# Исходный текст
==============================
Полученные нами сведения о "расстреле" митинга в "Аквариуме" оказались, как это часто в таких случаях бывает, сильно преувеличенными. Вот что там произошло в действительности.
Митинг в "Аквариуме", как и было назначено, открылся в 8 часов вечера. Присутствовало на нем не меньше пяти тысяч человек. Партийные ораторы произносили речи, которые восторженно принимались присутствовавшими. В 9 часов председатель сообщил собранию, что "Аквариум" со всех сторон окружен войсками и что выхода из сада нет. Это известие вызвало в зале волнение, хотя и не очень сильное. Очень многие стали уходить, и им удалось беспрепятственно выбраться - очевидно, солдаты пропускали. Председатель призывал оставшихся спокойно сидеть на местах, и чтобы подбодрить публику, предложил спеть "Марсельезу". Пение вышло далеко не стройное. Продолжали выходить. Осталось около тысячи человек, в том числе вооруженные дружинники, так как теперь на каждом митинге присутствовали дружины для защиты слушателей от возможных нападений черносотенцев.
Собрание спокойно выслушало намеченные три речи - в числе выступавших был и Бунаков - и в 10 часов митинг был объявлен закрытым. Вышли во двор. Ночь была светлая - только что выпал снег. И было очень тихо. Идут к одним воротам - заперты, к другим и третьим - тоже заперты снаружи. Некоторые передавали; "Пропускают, но обыскивают при выходе". Дружинники и партийные ораторы ушли через заборы и по крышам соседних домов. На дворе было очень холодно. Вернулись в театр. Там уже не было больше электричества. У кого-то нашелся в кармане огарок свечки - его зажгли и открыли прения по вопросу о том, на каких условиях выйти из "Аквариума". Вступать или не вступать в переговоры? Каждая партия высказывала свою точку зрения...
Ведь все это представители правительства, которое мы не признаем... И подчиняться ли обыску? Некоторые высказывают надежду, что утром придут дружинники и освободят.. Один из ораторов воскликнул: "Товарищи, если мы тут умрем - завтра даже самые благонамеренные возьмутся за оружие!" - 12 часов ночи. - "Вы тут ораторствуете, а солдаты уже во дворе!" - В зал входят солдаты с ружьями Без офицера. Они вошли тихо и встали в глубине зала, освещенные зажженной бумагой, которую они держали в руках. Из темной половины зала раздались было аплодисменты и приветственные крики. - "Солдаты к нам пришли!" - Те не шелохнулись. Толпа поняла, что солдаты пришли вовсе не с дружественными намерениями, но все продолжали спокойно сидеть на местах. Кто-то заметил: - "Солдаты, пожалуйста, осторожнее с огнем" - Была попытка обратиться к ним с речью, но публика остановила оратора - это, дескать, может восстановить солдат против толпы. Простояв 5-10 минут, солдаты так же молча, как вошли, удалились...
==============================
# Предоставленные данные
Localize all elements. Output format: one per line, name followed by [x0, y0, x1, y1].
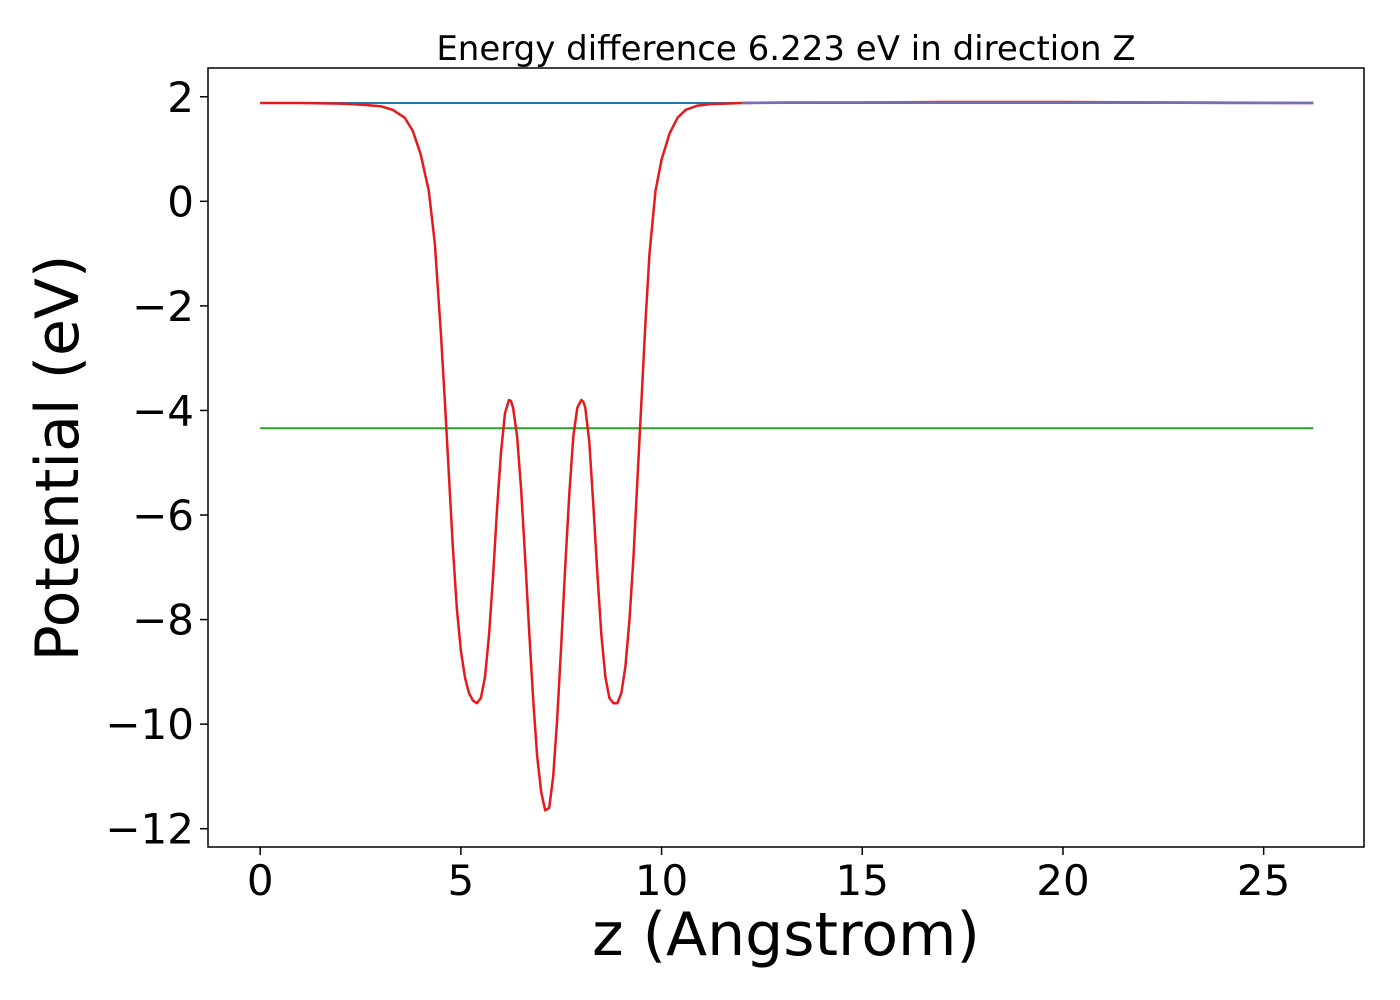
series-line-4: [741, 101, 1314, 105]
series-line-3: [260, 100, 1314, 812]
y-tick-label: −12: [105, 805, 194, 854]
y-axis-label: Potential (eV): [23, 255, 93, 662]
y-tick-label: −8: [132, 596, 194, 645]
x-tick-label: 10: [635, 856, 688, 905]
x-tick-label: 5: [448, 856, 475, 905]
x-axis-label: z (Angstrom): [592, 900, 980, 970]
y-tick-label: 2: [167, 73, 194, 122]
x-tick-label: 20: [1036, 856, 1089, 905]
chart-title: Energy difference 6.223 eV in direction …: [436, 29, 1135, 69]
x-tick-label: 15: [836, 856, 889, 905]
x-axis: 0 5 10 15 20 25: [247, 847, 1290, 905]
plot-area: [260, 100, 1314, 812]
x-tick-label: 25: [1237, 856, 1290, 905]
y-tick-label: −2: [132, 282, 194, 331]
y-tick-label: 0: [167, 177, 194, 226]
y-axis: 2 0 −2 −4 −6 −8 −10 −12: [105, 73, 208, 854]
y-tick-label: −4: [132, 386, 194, 435]
y-tick-label: −6: [132, 491, 194, 540]
axes-frame: [207, 67, 1365, 848]
x-tick-label: 0: [247, 856, 274, 905]
y-tick-label: −10: [105, 700, 194, 749]
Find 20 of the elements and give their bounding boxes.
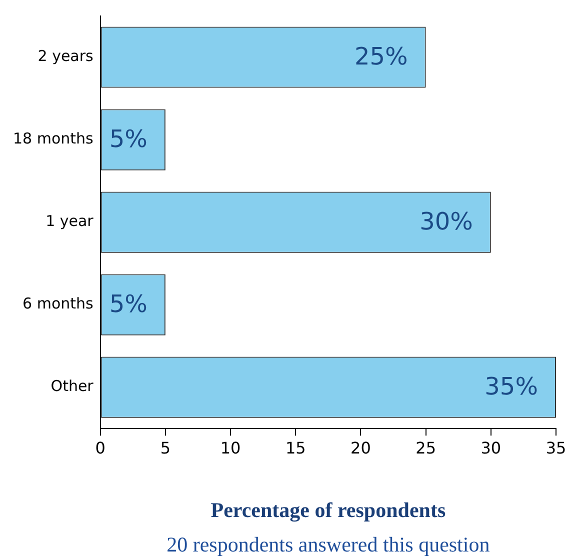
x-tick-label: 30: [480, 438, 502, 458]
x-tick-label: 20: [350, 438, 371, 458]
x-tick-label: 5: [160, 438, 171, 458]
data-label: 35%: [484, 372, 538, 401]
data-label: 25%: [354, 42, 408, 70]
y-tick-label: Other: [50, 377, 94, 396]
y-tick-label: 2 years: [38, 47, 94, 66]
x-tick-label: 25: [416, 438, 436, 458]
x-tick-label: 0: [95, 438, 106, 458]
y-tick-label: 18 months: [12, 130, 94, 148]
x-tick-label: 15: [285, 438, 306, 458]
data-label: 5%: [109, 290, 148, 318]
x-tick-label: 10: [220, 438, 241, 458]
data-label: 5%: [109, 125, 148, 154]
data-label: 30%: [420, 208, 473, 236]
x-axis-title: Percentage of respondents: [210, 498, 446, 522]
y-tick-label: 1 year: [46, 212, 94, 230]
x-tick-label: 35: [546, 438, 566, 458]
y-tick-label: 6 months: [22, 294, 94, 313]
text: 20 respondents answered this question: [166, 532, 490, 557]
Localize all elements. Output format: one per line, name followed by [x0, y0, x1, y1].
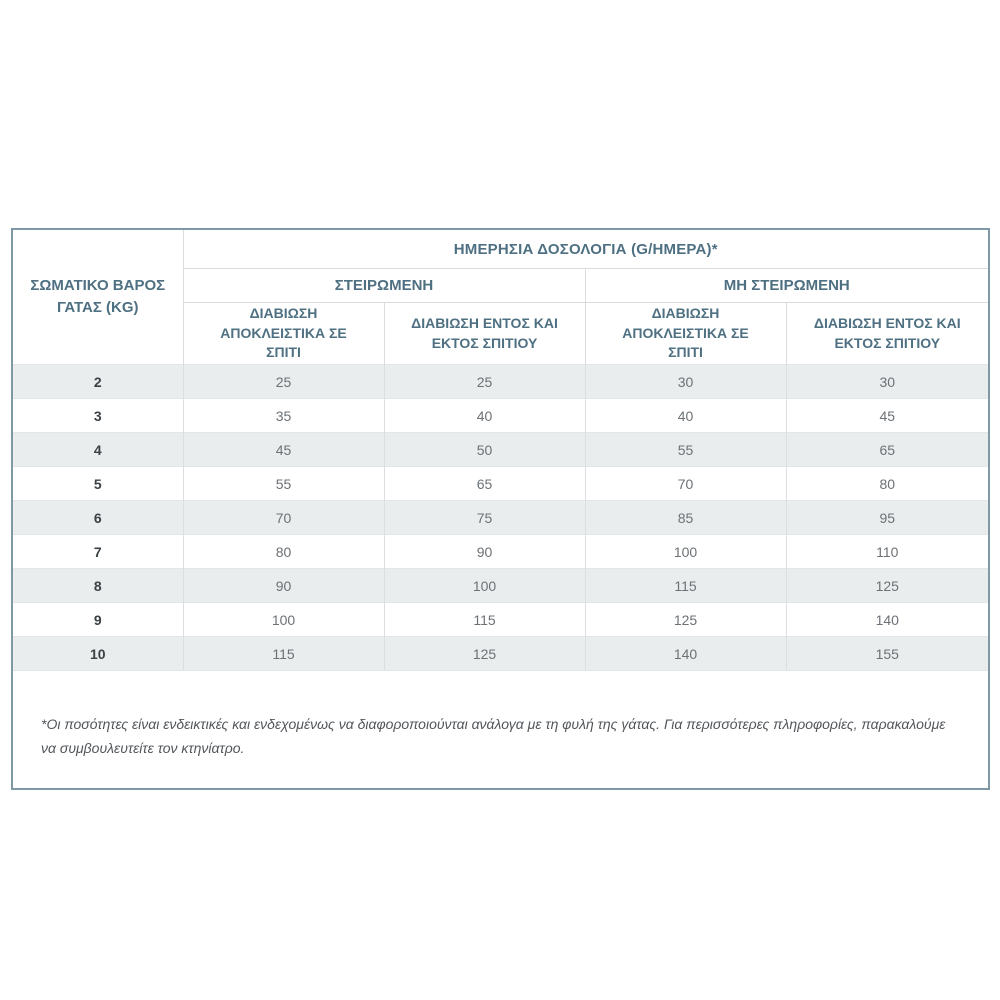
==============================
# Задания и упражнения
1 – Ответьте по тексту о митинге в «Аквариуме»:
(а) В котором часу открылся митинг?
(б) Сколько человек осталось после того, как многие ушли?
(в) В котором часу митинг объявили закрытым?
2 – Пожалуйста, перескажите в виде списка абзац текста о митинге в «Аквариуме», начинающийся словами «Собрание спокойно выслушало», сохранив его основные факты.

# Решения по заданиям
1 –
(а) В 8 часов вечера.
(б) Около тысячи человек.
(в) В 10 часов.

2 –
- Собрание выслушало три намеченные речи, одну из них произнес Бунаков. В 10 часов митинг объявили закрытым.
- Участники вышли во двор. Ночь была светлая и очень тихая, только что выпал снег.
- Одни, другие и третьи ворота оказались заперты снаружи. Некоторые передавали, что выпускают, но при выходе обыскивают.
- Дружинники и партийные ораторы ушли через заборы и по крышам соседних домов.
- Из-за сильного холода остальные вернулись в театр, где уже не было электричества.
- Кто-то нашел в кармане огарок свечи, его зажгли и открыли прения о том, на каких условиях выйти из «Аквариума» и вступать ли в переговоры. Каждая партия высказывала свою точку зрения.